Вот почему мой друг-журналист не написал портрета Н. Н.
Тот пишет свой портрет сам. Горько, что в этом портрете все сильнее проступают суетность и тщеславие. Желание казаться — отрава. Поддаваясь ему, человек утрачивает то, чем он был. И чем мог бы еще стать.
Кто нас воспитывает?
Человек совершил проступок или даже преступление. Или просто не оправдал надежд, которые на него возлагали. Или тех, которые он возлагал на себя сам. Не состоялся. Казался чем-то, оказался ничем. Ищут объяснении. Ищет их и он сам. Чаще не столько объяснения, сколько оправдания. Окружающие винят семью, школу, коллектив, обстоятельства. И он сам винит семью, школу, коллектив, обстоятельства.
В прошлом веке для таких объяснений и оправданий была найдена формула «Среда заела».
Когда-то это звучало убедительно, потом обесценилось, приобрело пародийное звучание.
«Почему вы пьянствуете?» — «Среда заела!», «Почему бездельничаете?» — «Среда заела!», «Почему берете взятки?» — «Среда заела!» Над этим ответом стали подтрунивать, потом смеяться, потом издеваться.

#### Рабочие задания
**A.** По тексту о тщеславии и самооправдании ответьте на вопросы:
(i) Что в тексте названо отравой?
(ii) Какую формулу в прошлом веке нашли для объяснений и оправданий?
(iii) Кого или что винят окружающие?
**B.** Продолжите, пожалуйста, текст о тщеславии и самооправдании, начиная сразу после его последнего предложения.

#### Выдержки из листинга
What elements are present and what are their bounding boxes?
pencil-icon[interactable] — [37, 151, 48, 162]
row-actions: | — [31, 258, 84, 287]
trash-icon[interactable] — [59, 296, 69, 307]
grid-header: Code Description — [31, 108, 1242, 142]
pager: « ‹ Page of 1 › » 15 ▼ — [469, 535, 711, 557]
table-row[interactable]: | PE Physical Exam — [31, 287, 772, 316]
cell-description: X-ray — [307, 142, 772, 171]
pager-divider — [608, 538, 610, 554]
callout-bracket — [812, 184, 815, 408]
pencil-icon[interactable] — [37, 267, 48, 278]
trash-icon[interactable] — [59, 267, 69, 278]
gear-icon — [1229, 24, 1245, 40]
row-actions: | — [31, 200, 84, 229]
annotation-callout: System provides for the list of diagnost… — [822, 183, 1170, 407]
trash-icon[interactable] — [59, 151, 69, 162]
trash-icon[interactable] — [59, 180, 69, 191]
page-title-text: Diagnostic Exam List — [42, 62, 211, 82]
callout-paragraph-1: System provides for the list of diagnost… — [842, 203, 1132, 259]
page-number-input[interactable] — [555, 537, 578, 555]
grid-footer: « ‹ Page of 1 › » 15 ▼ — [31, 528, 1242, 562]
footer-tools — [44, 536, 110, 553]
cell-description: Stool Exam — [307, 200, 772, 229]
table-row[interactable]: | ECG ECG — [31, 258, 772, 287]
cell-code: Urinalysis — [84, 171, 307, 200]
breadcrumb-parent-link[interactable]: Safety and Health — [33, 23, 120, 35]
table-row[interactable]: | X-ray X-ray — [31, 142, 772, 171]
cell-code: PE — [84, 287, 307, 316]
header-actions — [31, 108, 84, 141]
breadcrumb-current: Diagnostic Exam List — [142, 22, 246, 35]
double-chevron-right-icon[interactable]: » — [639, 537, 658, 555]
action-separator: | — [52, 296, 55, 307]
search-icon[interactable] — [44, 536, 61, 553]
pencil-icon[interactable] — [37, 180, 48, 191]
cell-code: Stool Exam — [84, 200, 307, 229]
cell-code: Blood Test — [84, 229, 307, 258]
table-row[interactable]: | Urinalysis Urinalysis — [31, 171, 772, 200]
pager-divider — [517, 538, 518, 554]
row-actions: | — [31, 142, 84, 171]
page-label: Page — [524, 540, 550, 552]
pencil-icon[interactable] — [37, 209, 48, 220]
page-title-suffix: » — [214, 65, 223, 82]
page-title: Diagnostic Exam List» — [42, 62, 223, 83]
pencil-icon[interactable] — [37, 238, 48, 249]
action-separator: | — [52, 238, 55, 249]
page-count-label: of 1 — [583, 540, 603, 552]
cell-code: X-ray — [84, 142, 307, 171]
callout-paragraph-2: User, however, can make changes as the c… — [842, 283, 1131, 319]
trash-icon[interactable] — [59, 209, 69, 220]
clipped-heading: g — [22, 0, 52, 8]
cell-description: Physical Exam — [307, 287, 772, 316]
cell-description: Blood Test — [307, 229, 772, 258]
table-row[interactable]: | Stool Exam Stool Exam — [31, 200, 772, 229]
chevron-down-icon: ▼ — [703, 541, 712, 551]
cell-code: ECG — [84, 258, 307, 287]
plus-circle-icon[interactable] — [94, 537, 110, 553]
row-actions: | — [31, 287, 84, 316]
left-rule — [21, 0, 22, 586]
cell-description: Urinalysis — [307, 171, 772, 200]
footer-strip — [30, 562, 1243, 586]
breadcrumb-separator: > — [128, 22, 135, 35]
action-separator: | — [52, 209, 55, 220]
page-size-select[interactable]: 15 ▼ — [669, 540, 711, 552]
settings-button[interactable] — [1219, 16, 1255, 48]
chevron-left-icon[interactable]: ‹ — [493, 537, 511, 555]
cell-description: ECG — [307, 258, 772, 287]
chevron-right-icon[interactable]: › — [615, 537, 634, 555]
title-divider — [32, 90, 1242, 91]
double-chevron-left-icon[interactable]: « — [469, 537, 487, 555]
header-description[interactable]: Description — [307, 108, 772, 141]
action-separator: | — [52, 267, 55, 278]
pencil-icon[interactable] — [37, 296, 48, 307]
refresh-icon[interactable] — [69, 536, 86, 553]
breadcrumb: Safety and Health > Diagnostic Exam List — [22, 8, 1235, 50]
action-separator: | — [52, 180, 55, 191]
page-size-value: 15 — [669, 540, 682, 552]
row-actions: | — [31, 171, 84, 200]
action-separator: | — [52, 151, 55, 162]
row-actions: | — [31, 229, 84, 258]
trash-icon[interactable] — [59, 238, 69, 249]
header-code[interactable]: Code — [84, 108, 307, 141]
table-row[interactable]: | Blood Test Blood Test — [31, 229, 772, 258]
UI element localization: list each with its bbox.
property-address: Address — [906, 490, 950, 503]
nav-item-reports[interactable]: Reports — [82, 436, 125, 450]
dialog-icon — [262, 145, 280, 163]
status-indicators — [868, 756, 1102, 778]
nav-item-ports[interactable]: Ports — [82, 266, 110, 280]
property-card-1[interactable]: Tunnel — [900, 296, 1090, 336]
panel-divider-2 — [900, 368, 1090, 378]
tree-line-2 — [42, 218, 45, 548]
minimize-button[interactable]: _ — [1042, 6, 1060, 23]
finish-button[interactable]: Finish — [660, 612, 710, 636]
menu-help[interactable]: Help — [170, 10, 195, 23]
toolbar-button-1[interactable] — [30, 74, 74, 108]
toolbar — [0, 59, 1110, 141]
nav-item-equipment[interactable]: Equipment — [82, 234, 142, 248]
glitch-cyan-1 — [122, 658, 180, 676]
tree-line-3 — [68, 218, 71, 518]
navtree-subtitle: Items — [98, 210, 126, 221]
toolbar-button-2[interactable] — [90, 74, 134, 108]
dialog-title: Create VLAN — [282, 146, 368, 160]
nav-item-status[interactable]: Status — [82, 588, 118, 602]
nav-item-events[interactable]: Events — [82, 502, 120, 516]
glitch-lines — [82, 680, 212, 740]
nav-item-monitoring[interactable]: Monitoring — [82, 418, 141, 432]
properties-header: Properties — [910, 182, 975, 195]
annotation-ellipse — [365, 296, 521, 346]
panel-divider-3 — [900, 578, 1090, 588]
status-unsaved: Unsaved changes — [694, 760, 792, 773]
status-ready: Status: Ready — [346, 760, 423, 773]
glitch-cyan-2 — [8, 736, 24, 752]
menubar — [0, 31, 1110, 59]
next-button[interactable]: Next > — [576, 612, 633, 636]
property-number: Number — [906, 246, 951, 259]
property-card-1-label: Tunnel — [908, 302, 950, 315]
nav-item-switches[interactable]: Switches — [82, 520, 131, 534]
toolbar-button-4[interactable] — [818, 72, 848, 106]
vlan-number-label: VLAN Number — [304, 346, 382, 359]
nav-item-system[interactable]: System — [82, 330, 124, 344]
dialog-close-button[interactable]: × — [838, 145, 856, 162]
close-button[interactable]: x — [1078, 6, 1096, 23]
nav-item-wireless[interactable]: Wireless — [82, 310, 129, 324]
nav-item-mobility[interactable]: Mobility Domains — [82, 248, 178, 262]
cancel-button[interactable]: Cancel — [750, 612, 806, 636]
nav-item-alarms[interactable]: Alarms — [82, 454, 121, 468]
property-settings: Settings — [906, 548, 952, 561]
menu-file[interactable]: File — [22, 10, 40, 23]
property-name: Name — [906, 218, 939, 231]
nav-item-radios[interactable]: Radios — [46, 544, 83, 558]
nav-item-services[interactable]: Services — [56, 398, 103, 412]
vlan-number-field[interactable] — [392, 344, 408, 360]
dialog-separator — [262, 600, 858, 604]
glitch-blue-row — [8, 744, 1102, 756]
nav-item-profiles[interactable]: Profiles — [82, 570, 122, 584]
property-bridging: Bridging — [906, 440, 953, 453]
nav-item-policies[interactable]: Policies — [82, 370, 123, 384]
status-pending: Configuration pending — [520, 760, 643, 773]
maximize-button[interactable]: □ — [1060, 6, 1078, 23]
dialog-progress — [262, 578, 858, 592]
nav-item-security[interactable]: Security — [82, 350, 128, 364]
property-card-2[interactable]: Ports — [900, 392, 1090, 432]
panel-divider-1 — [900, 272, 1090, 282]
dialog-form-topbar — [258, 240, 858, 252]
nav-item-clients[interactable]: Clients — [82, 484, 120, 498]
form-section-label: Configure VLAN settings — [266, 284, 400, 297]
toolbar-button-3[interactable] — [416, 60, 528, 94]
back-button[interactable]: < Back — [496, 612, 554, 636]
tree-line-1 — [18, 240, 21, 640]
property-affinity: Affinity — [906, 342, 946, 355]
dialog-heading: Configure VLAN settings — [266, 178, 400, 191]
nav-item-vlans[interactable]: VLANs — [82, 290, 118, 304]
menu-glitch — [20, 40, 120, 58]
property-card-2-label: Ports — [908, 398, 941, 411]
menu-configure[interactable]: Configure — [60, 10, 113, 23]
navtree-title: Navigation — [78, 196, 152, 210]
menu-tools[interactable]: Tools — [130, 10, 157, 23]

#### Ответы по номерам
**A.**
(i) Желание казаться.
(ii) «Среда заела».
(iii) Семью, школу, коллектив, обстоятельства.

**B.**
Однако и до сих пор мы нередко прибегаем к этой классической формуле, облекая ее в иные слова, если хотим объяснить разочаровывающее, а иногда и пугающее поведение человека. Но не следует забывать, какую роль в своей собственной судьбе играет сам человек, забывать о важной, а может быть важнейшей, части воспитания — самовоспитании.
Да, родители, семья, школа, все и всяческие коллективы дают человеку или недодают ему очень многое. Но из всех обстоятельств, формирующих человека, важнейшее — собственное сознательное отношение к собственной жизни, к собственным мыслям и планам, и прежде всего — к собственным действиям.
Современники и потомки издавна помнили и чтили тех, кто упорным трудом самовоспитания определил свою судьбу, преодолев неблагоприятные условия.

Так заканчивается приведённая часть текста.